> **Task description**:
Every record must be repeated exactly, with no omission.

> **Supplied data**:
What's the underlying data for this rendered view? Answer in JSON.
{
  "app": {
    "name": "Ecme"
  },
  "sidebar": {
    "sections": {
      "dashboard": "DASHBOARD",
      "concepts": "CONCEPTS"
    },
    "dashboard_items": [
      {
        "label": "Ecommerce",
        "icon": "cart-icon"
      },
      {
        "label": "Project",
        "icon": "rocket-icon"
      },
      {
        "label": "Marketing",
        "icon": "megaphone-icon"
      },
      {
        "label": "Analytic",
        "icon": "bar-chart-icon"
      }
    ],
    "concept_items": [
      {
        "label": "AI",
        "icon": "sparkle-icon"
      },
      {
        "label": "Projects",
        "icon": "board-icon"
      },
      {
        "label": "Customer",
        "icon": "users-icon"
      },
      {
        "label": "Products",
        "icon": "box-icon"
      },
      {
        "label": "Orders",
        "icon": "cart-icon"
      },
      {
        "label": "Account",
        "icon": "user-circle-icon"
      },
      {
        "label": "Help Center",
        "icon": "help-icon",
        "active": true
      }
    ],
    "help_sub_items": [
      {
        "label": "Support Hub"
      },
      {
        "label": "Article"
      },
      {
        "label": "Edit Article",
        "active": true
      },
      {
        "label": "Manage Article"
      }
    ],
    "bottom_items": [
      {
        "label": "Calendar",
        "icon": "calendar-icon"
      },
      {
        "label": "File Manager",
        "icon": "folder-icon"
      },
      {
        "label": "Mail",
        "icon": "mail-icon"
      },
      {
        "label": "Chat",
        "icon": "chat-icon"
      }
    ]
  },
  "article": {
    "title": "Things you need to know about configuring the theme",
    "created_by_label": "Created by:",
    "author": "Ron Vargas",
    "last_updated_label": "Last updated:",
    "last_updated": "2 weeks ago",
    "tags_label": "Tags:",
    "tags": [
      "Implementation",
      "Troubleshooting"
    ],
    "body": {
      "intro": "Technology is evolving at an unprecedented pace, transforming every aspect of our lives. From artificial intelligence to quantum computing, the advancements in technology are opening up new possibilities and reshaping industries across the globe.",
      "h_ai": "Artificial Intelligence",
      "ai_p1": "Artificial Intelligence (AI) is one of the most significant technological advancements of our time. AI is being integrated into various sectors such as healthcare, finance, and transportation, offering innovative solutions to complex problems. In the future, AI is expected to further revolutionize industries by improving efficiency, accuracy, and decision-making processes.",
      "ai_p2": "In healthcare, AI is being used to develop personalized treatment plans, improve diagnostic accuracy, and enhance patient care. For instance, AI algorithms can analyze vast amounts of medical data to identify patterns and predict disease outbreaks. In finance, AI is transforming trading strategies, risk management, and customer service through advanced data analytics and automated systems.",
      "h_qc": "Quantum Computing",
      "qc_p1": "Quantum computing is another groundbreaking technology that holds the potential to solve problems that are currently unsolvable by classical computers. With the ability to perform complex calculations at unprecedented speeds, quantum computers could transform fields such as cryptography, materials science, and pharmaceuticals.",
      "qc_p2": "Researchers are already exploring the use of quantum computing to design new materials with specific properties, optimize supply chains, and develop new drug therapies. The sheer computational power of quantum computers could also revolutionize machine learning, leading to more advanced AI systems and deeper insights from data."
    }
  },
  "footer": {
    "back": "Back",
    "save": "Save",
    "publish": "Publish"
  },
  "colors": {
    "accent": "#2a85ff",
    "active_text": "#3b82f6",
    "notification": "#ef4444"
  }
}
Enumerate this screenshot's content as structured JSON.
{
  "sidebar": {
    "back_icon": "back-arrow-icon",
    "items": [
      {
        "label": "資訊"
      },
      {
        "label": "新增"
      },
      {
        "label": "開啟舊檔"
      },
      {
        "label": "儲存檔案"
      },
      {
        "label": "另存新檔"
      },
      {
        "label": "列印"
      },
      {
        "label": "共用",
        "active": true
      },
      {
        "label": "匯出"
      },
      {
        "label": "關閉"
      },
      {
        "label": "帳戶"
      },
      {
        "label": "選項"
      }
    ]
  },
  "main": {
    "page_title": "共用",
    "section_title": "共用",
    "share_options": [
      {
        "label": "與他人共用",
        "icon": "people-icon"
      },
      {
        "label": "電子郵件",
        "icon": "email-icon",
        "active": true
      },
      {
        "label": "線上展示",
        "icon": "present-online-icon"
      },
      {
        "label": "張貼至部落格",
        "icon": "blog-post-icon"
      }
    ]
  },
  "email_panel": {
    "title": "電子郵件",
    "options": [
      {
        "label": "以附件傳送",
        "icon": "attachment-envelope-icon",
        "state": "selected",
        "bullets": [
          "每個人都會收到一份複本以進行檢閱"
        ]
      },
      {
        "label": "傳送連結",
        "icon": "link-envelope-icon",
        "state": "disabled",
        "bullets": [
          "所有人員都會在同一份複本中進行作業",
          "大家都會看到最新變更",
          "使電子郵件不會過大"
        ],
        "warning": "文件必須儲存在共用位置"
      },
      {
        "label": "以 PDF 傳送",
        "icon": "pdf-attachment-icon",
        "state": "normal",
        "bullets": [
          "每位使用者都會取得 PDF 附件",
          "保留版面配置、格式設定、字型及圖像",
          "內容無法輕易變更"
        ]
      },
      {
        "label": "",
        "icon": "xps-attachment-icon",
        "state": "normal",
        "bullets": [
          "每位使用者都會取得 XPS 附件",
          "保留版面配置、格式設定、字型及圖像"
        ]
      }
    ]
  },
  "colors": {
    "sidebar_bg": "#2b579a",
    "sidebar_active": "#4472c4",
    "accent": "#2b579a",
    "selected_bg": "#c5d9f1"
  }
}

> **Solution**:
What's the underlying data for this rendered view? Answer in JSON.
{
  "app": {
    "name": "Ecme"
  },
  "sidebar": {
    "sections": {
      "dashboard": "DASHBOARD",
      "concepts": "CONCEPTS"
    },
    "dashboard_items": [
      {
        "label": "Ecommerce",
        "icon": "cart-icon"
      },
      {
        "label": "Project",
        "icon": "rocket-icon"
      },
      {
        "label": "Marketing",
        "icon": "megaphone-icon"
      },
      {
        "label": "Analytic",
        "icon": "bar-chart-icon"
      }
    ],
    "concept_items": [
      {
        "label": "AI",
        "icon": "sparkle-icon"
      },
      {
        "label": "Projects",
        "icon": "board-icon"
      },
      {
        "label": "Customer",
        "icon": "users-icon"
      },
      {
        "label": "Products",
        "icon": "box-icon"
      },
      {
        "label": "Orders",
        "icon": "cart-icon"
      },
      {
        "label": "Account",
        "icon": "user-circle-icon"
      },
      {
        "label": "Help Center",
        "icon": "help-icon",
        "active": true
      }
    ],
    "help_sub_items": [
      {
        "label": "Support Hub"
      },
      {
        "label": "Article"
      },
      {
        "label": "Edit Article",
        "active": true
      },
      {
        "label": "Manage Article"
      }
    ],
    "bottom_items": [
      {
        "label": "Calendar",
        "icon": "calendar-icon"
      },
      {
        "label": "File Manager",
        "icon": "folder-icon"
      },
      {
        "label": "Mail",
        "icon": "mail-icon"
      },
      {
        "label": "Chat",
        "icon": "chat-icon"
      }
    ]
  },
  "article": {
    "title": "Things you need to know about configuring the theme",
    "created_by_label": "Created by:",
    "author": "Ron Vargas",
    "last_updated_label": "Last updated:",
    "last_updated": "2 weeks ago",
    "tags_label": "Tags:",
    "tags": [
      "Implementation",
      "Troubleshooting"
    ],
    "body": {
      "intro": "Technology is evolving at an unprecedented pace, transforming every aspect of our lives. From artificial intelligence to quantum computing, the advancements in technology are opening up new possibilities and reshaping industries across the globe.",
      "h_ai": "Artificial Intelligence",
      "ai_p1": "Artificial Intelligence (AI) is one of the most significant technological advancements of our time. AI is being integrated into various sectors such as healthcare, finance, and transportation, offering innovative solutions to complex problems. In the future, AI is expected to further revolutionize industries by improving efficiency, accuracy, and decision-making processes.",
      "ai_p2": "In healthcare, AI is being used to develop personalized treatment plans, improve diagnostic accuracy, and enhance patient care. For instance, AI algorithms can analyze vast amounts of medical data to identify patterns and predict disease outbreaks. In finance, AI is transforming trading strategies, risk management, and customer service through advanced data analytics and automated systems.",
      "h_qc": "Quantum Computing",
      "qc_p1": "Quantum computing is another groundbreaking technology that holds the potential to solve problems that are currently unsolvable by classical computers. With the ability to perform complex calculations at unprecedented speeds, quantum computers could transform fields such as cryptography, materials science, and pharmaceuticals.",
      "qc_p2": "Researchers are already exploring the use of quantum computing to design new materials with specific properties, optimize supply chains, and develop new drug therapies. The sheer computational power of quantum computers could also revolutionize machine learning, leading to more advanced AI systems and deeper insights from data."
    }
  },
  "footer": {
    "back": "Back",
    "save": "Save",
    "publish": "Publish"
  },
  "colors": {
    "accent": "#2a85ff",
    "active_text": "#3b82f6",
    "notification": "#ef4444"
  }
}
Enumerate this screenshot's content as structured JSON.
{
  "sidebar": {
    "back_icon": "back-arrow-icon",
    "items": [
      {
        "label": "資訊"
      },
      {
        "label": "新增"
      },
      {
        "label": "開啟舊檔"
      },
      {
        "label": "儲存檔案"
      },
      {
        "label": "另存新檔"
      },
      {
        "label": "列印"
      },
      {
        "label": "共用",
        "active": true
      },
      {
        "label": "匯出"
      },
      {
        "label": "關閉"
      },
      {
        "label": "帳戶"
      },
      {
        "label": "選項"
      }
    ]
  },
  "main": {
    "page_title": "共用",
    "section_title": "共用",
    "share_options": [
      {
        "label": "與他人共用",
        "icon": "people-icon"
      },
      {
        "label": "電子郵件",
        "icon": "email-icon",
        "active": true
      },
      {
        "label": "線上展示",
        "icon": "present-online-icon"
      },
      {
        "label": "張貼至部落格",
        "icon": "blog-post-icon"
      }
    ]
  },
  "email_panel": {
    "title": "電子郵件",
    "options": [
      {
        "label": "以附件傳送",
        "icon": "attachment-envelope-icon",
        "state": "selected",
        "bullets": [
          "每個人都會收到一份複本以進行檢閱"
        ]
      },
      {
        "label": "傳送連結",
        "icon": "link-envelope-icon",
        "state": "disabled",
        "bullets": [
          "所有人員都會在同一份複本中進行作業",
          "大家都會看到最新變更",
          "使電子郵件不會過大"
        ],
        "warning": "文件必須儲存在共用位置"
      },
      {
        "label": "以 PDF 傳送",
        "icon": "pdf-attachment-icon",
        "state": "normal",
        "bullets": [
          "每位使用者都會取得 PDF 附件",
          "保留版面配置、格式設定、字型及圖像",
          "內容無法輕易變更"
        ]
      },
      {
        "label": "",
        "icon": "xps-attachment-icon",
        "state": "normal",
        "bullets": [
          "每位使用者都會取得 XPS 附件",
          "保留版面配置、格式設定、字型及圖像"
        ]
      }
    ]
  },
  "colors": {
    "sidebar_bg": "#2b579a",
    "sidebar_active": "#4472c4",
    "accent": "#2b579a",
    "selected_bg": "#c5d9f1"
  }
}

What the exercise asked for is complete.